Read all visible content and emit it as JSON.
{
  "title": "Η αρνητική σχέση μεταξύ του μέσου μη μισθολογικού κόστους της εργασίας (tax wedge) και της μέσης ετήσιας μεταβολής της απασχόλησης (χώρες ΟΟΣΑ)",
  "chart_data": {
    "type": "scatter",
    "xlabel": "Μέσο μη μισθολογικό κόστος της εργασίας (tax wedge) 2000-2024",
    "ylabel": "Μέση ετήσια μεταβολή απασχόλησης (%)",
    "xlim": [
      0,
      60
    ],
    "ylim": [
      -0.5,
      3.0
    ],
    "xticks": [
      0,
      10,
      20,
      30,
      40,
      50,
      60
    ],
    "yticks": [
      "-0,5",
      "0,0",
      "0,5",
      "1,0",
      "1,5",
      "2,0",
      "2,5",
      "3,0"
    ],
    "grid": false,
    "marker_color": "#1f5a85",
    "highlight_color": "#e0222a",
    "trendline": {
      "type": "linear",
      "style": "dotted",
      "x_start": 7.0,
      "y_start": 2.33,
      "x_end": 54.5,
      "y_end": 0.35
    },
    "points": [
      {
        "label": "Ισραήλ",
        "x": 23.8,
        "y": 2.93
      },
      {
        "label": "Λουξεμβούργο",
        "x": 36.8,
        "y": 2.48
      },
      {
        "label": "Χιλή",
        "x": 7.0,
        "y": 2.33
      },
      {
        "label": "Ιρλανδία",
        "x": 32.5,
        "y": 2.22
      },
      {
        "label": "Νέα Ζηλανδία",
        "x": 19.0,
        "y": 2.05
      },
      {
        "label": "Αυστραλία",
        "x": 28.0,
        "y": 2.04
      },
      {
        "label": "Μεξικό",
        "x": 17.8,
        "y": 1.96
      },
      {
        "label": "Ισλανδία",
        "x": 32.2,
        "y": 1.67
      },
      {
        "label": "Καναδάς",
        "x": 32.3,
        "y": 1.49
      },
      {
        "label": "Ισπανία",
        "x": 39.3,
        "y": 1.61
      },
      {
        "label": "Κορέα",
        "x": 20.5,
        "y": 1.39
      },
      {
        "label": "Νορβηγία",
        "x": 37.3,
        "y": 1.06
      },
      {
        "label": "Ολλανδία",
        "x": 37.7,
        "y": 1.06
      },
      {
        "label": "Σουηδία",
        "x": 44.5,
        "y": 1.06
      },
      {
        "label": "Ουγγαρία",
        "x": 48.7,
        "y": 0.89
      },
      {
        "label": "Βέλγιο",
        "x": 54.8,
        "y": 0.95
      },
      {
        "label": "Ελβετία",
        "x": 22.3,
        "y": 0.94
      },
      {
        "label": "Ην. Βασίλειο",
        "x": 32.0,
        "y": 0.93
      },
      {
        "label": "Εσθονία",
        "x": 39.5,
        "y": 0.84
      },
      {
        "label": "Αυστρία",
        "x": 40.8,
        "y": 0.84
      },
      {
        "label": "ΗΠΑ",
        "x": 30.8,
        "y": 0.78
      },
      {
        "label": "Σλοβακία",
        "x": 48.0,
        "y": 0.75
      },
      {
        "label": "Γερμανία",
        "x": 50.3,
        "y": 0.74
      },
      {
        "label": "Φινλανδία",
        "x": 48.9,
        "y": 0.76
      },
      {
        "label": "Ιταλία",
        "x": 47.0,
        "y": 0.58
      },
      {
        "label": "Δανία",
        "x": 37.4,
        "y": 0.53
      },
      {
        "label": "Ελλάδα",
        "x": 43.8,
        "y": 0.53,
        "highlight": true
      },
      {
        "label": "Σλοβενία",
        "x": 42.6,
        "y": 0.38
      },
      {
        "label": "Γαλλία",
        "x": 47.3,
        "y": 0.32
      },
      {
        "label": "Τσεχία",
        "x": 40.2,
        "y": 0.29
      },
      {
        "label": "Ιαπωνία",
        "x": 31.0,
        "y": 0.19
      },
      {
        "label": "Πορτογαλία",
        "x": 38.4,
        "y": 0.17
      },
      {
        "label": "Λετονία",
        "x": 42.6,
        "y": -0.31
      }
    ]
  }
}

══════

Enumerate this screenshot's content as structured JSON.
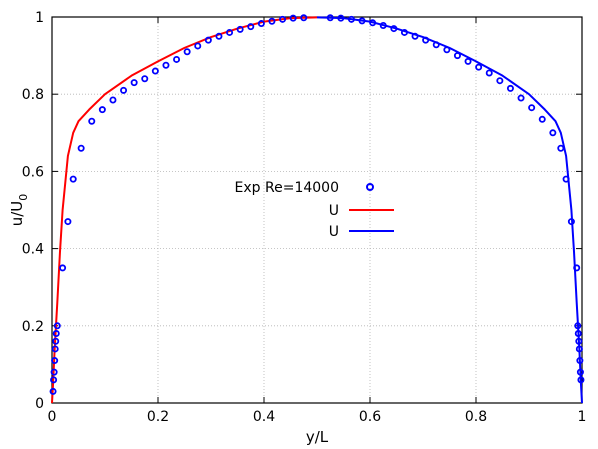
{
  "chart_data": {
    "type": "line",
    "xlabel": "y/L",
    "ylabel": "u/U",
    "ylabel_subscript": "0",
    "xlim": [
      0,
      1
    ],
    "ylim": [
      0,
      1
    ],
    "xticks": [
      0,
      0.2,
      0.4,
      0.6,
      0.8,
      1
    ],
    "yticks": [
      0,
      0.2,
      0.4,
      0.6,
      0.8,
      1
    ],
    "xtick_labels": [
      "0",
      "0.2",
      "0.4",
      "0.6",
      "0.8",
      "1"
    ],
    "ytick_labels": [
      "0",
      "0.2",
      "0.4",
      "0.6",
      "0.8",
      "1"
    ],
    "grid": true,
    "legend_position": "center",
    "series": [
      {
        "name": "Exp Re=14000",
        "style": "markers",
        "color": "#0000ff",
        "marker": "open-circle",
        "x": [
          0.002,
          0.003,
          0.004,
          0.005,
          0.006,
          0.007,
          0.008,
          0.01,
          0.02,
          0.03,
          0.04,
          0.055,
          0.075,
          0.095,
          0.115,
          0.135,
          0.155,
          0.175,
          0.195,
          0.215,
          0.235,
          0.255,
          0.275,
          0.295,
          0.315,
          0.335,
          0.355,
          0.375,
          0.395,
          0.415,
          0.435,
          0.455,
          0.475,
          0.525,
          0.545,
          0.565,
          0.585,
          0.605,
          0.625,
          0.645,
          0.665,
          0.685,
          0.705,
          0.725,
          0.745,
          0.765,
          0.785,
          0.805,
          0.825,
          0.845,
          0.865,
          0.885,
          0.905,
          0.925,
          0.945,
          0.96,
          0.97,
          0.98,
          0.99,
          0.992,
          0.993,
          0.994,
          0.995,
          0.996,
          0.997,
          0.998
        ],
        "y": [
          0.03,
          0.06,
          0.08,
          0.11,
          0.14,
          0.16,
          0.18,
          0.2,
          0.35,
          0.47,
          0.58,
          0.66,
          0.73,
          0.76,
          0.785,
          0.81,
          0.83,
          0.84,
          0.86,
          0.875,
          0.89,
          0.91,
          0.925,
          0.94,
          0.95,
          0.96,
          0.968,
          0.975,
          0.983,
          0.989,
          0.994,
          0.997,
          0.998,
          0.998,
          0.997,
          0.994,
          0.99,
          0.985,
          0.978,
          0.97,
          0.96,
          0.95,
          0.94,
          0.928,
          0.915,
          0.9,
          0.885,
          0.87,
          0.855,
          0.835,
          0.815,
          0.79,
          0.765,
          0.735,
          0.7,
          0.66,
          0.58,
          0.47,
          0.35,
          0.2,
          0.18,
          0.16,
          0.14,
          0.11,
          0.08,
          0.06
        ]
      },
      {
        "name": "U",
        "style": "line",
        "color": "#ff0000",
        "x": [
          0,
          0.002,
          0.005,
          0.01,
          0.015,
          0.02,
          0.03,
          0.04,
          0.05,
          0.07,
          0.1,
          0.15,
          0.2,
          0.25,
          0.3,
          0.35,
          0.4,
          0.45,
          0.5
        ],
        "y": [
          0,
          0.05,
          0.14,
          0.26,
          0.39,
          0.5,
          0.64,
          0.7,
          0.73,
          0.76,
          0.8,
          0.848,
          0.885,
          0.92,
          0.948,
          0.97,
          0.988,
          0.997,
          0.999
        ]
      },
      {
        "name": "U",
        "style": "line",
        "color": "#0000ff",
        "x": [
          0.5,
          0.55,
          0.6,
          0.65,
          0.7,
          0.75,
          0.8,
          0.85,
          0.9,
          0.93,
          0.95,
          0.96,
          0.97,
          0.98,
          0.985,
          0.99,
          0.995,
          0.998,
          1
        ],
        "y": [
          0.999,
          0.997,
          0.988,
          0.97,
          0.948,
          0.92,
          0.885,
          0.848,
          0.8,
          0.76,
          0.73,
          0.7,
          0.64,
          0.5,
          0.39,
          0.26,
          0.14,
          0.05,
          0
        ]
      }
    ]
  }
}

══════

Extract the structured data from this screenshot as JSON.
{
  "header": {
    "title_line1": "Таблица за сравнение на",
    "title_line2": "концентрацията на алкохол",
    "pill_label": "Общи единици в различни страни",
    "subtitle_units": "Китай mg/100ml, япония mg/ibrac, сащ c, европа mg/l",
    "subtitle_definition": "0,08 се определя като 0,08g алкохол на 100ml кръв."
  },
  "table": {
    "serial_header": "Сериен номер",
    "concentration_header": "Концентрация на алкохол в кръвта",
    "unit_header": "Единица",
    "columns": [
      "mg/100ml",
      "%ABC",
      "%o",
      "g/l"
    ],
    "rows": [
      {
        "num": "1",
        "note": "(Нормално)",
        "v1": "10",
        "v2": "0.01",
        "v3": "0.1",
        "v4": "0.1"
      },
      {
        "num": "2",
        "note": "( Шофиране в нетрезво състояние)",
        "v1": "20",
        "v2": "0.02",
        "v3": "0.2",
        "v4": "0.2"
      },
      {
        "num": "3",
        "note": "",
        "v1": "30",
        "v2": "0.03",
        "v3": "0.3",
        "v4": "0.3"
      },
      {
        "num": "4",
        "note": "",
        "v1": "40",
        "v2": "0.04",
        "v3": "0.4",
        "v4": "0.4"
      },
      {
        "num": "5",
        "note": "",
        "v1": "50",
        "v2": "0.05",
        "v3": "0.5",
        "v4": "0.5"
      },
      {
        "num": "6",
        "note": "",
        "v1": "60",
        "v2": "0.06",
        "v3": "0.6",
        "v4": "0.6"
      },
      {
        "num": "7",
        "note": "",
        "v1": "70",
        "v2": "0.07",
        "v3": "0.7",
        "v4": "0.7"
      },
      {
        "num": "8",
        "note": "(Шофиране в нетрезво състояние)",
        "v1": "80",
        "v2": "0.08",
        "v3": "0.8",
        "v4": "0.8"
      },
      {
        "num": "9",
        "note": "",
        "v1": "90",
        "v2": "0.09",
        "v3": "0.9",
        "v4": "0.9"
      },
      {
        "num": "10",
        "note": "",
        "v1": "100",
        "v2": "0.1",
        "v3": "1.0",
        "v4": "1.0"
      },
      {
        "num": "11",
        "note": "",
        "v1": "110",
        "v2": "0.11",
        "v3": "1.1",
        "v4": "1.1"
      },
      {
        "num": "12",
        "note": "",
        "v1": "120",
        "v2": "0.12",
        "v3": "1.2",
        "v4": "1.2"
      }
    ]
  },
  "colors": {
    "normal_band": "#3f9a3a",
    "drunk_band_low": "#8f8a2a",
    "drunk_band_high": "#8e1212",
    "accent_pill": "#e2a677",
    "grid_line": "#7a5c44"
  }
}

══════

### Given exercise
From the listing above, return each line with the word "this".

### Problem solution
Enumerate this screenshot's content as structured JSON.
Extract the structured data from this screenshot as JSON.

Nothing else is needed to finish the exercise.